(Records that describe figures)

┄┄┄┄┄┄

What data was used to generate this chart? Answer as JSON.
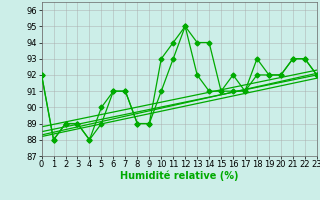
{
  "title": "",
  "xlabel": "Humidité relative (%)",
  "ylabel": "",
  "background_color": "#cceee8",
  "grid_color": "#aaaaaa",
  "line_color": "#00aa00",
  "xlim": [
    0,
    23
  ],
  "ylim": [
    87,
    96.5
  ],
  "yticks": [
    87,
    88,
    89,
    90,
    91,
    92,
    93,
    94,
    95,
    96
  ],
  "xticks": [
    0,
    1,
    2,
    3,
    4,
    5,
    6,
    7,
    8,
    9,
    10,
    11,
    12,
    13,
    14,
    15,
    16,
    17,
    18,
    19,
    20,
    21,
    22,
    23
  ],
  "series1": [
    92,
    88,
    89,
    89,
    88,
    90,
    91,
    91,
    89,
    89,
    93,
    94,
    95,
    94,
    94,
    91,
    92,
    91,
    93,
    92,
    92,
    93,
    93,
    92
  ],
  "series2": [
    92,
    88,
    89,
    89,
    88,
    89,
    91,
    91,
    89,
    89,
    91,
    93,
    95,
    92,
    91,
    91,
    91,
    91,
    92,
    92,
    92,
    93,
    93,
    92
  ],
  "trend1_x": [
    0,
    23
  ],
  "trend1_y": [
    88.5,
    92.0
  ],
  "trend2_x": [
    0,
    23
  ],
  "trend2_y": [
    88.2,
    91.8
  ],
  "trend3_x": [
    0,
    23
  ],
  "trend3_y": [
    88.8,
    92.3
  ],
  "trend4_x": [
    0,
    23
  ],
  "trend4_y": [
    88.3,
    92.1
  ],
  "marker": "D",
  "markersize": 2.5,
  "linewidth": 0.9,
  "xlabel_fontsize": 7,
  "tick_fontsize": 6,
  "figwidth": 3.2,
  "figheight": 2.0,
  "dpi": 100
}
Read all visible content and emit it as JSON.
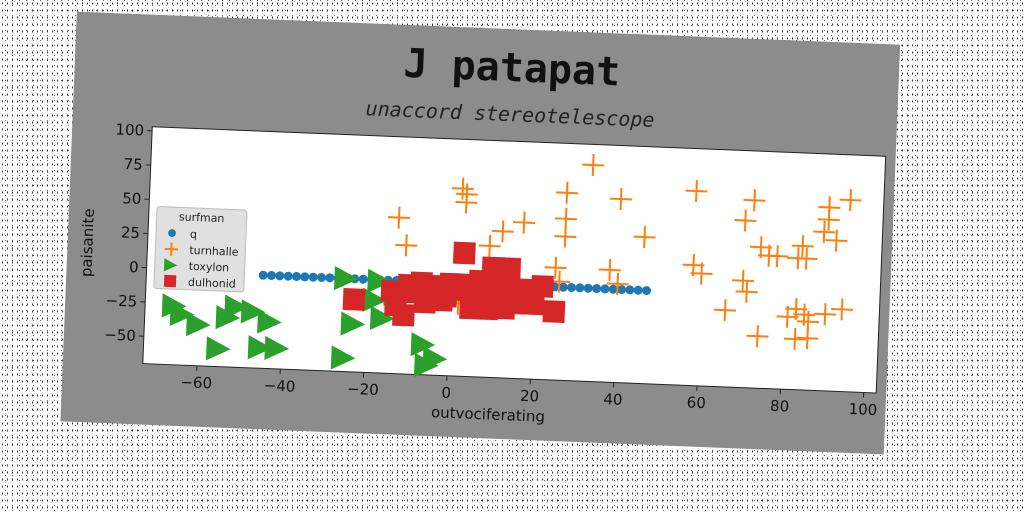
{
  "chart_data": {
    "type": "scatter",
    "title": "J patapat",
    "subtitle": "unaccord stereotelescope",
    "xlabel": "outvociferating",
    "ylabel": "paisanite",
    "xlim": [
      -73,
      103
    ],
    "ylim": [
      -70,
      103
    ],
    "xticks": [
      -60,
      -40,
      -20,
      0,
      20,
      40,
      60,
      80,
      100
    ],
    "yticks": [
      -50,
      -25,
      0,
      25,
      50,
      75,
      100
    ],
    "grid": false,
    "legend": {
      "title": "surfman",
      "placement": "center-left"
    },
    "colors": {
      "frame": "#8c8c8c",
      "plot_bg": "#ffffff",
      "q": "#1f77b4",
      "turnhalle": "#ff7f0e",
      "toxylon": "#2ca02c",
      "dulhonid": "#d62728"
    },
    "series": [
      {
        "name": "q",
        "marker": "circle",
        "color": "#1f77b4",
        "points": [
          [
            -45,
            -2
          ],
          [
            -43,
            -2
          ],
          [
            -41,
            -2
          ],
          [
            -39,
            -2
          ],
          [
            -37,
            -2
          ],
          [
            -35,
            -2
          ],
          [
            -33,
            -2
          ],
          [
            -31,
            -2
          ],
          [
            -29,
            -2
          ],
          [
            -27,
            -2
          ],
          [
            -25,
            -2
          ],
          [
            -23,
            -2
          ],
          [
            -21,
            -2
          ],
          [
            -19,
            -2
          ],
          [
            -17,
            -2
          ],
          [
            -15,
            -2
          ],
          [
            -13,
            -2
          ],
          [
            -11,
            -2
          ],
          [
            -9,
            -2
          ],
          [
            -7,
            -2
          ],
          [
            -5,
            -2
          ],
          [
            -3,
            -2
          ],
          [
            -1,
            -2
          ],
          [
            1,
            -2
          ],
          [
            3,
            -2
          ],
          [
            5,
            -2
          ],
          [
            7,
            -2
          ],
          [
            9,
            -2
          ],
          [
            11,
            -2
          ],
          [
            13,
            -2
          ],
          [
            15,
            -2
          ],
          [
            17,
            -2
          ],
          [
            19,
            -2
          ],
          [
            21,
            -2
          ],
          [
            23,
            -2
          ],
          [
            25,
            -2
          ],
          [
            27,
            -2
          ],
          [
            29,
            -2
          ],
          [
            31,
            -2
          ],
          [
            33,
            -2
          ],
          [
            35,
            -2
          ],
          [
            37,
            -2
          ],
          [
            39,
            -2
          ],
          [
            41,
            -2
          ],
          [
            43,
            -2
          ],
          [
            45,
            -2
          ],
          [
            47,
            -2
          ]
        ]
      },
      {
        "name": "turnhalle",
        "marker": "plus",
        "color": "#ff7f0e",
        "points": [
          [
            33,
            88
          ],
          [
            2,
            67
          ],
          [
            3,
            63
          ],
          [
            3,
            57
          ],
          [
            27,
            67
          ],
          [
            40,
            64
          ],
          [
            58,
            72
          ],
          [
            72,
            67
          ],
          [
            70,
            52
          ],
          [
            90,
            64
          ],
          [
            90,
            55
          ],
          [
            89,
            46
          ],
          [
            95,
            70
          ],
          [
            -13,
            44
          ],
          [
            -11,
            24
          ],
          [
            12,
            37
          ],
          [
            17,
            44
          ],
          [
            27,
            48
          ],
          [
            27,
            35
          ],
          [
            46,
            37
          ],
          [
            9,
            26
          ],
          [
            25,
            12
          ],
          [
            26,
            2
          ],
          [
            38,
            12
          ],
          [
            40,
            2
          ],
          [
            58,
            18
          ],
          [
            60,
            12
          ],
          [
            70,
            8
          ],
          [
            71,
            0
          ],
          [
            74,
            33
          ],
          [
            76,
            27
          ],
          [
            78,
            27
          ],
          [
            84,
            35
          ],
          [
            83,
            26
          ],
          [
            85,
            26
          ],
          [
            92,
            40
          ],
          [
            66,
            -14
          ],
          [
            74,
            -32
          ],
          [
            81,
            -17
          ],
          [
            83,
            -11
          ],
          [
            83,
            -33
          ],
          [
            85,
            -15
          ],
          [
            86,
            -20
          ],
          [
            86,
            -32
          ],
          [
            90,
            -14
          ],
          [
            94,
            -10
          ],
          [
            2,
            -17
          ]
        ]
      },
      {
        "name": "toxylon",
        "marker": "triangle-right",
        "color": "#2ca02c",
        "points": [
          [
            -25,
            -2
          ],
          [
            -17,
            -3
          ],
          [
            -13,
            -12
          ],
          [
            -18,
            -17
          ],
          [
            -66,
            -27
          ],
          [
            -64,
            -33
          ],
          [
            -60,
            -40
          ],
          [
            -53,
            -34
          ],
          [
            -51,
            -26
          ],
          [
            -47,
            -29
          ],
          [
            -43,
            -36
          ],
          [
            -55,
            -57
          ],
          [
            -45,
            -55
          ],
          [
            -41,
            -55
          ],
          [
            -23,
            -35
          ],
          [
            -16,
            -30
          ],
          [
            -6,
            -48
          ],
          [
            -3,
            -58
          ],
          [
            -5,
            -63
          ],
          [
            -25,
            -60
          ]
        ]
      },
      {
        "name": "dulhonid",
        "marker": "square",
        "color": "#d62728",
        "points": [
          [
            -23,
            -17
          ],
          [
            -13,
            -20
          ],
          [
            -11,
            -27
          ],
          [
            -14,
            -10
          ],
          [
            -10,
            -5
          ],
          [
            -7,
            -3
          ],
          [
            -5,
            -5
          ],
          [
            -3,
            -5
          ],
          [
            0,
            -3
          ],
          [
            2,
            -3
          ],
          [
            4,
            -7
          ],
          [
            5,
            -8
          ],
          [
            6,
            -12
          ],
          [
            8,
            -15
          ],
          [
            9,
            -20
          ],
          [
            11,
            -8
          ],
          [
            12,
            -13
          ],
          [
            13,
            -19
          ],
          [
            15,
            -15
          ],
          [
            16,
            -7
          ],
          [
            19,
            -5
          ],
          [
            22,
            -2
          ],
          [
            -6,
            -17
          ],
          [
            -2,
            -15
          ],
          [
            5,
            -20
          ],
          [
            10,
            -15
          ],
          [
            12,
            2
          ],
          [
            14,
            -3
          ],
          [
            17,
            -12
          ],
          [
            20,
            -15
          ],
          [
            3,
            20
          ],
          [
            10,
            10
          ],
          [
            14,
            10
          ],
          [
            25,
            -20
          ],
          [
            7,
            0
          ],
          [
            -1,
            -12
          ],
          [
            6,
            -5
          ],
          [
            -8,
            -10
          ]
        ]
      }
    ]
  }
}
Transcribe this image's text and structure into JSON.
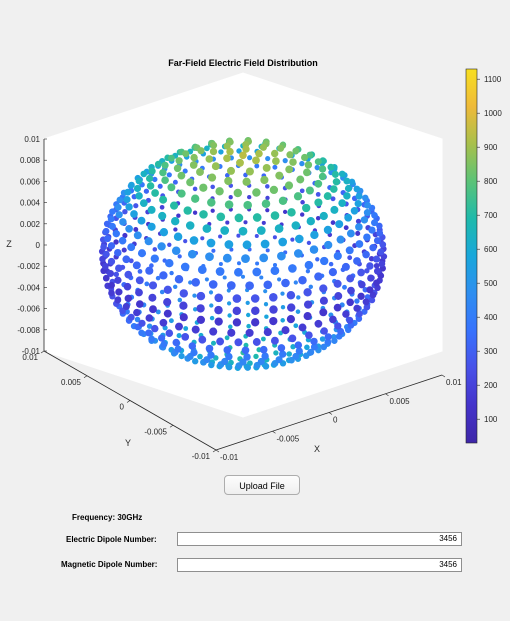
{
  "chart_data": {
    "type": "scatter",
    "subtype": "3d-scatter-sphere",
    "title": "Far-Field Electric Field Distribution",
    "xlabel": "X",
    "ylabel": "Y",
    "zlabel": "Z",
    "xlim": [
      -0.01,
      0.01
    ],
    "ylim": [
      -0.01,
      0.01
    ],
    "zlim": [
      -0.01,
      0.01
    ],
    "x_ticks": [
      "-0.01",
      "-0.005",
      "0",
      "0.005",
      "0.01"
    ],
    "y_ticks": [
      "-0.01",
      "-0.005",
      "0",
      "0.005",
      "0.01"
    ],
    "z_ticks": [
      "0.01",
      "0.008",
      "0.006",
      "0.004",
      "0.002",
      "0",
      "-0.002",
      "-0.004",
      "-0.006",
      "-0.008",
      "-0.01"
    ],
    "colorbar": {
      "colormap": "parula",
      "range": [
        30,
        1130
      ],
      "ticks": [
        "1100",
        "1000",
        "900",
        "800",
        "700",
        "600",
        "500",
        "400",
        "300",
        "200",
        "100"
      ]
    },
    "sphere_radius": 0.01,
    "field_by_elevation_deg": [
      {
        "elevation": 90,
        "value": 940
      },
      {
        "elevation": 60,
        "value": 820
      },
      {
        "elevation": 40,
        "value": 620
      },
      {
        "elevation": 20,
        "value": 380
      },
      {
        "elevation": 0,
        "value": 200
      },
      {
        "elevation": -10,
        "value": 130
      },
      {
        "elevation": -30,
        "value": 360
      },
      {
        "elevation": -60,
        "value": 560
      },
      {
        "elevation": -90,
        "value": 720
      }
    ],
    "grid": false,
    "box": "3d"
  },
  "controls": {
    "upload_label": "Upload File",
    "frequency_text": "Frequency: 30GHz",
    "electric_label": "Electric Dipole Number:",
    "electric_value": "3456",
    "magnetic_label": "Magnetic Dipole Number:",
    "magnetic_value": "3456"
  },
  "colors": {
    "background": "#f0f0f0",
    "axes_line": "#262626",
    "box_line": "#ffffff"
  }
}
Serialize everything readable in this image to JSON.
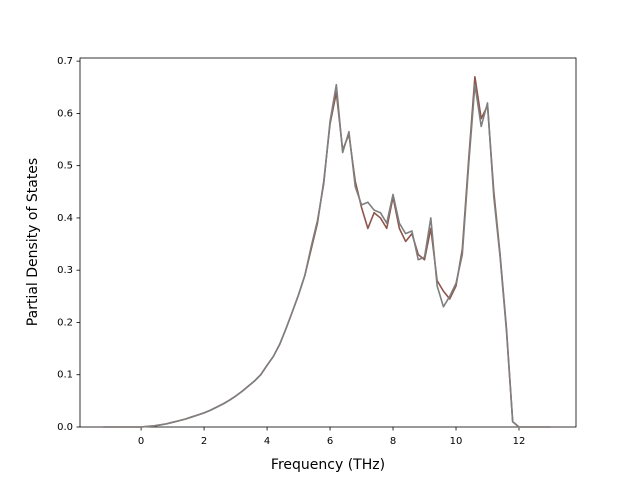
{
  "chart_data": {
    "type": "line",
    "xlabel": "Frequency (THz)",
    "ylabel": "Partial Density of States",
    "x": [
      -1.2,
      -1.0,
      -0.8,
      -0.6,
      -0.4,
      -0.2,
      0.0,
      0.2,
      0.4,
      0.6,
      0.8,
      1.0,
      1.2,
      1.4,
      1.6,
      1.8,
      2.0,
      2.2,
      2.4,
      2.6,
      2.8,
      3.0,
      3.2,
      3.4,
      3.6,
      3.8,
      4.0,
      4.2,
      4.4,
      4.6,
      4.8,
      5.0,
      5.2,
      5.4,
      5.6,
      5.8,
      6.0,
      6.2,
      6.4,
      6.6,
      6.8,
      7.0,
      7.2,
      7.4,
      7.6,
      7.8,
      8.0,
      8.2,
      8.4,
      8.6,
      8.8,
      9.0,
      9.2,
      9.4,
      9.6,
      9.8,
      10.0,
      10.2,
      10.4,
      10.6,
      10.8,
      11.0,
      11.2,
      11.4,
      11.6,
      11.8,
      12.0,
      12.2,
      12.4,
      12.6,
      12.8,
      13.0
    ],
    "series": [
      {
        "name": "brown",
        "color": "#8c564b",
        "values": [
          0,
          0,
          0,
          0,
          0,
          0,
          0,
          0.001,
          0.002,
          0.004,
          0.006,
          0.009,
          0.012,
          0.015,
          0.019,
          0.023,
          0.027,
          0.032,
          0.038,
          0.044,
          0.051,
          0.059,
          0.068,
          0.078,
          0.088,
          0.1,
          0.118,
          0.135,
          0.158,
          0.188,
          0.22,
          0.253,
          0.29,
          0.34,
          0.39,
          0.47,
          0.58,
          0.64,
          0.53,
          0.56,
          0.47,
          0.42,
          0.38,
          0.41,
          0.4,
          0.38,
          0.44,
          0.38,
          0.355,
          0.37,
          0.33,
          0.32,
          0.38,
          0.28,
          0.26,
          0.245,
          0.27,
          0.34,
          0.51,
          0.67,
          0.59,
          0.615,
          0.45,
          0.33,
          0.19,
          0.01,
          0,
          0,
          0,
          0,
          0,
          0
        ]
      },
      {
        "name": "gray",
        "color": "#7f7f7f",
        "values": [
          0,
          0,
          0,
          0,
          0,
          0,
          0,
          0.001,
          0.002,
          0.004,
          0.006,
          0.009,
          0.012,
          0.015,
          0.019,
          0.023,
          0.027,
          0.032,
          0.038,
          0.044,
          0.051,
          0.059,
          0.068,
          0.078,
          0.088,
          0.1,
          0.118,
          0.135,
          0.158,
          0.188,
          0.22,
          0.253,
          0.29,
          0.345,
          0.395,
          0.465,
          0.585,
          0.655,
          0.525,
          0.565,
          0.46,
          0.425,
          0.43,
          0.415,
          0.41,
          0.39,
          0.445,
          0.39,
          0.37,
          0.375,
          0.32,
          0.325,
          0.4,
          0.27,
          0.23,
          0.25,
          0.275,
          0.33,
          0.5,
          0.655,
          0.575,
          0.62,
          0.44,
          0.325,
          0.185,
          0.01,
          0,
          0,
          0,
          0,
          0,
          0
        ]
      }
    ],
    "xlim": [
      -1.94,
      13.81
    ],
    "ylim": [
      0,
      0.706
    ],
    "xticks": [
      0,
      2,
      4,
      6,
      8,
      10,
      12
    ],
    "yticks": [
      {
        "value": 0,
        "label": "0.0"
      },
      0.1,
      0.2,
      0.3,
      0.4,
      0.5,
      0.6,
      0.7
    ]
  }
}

┄┄┄┄┄┄

Scan the listing above. Gather each line that contains the word "this".

*Task response*:
What data was used to generate this chart? Answer as JSON.
Transcribe this image's text and structure into JSON.
Serialize everything readable in this image to JSON.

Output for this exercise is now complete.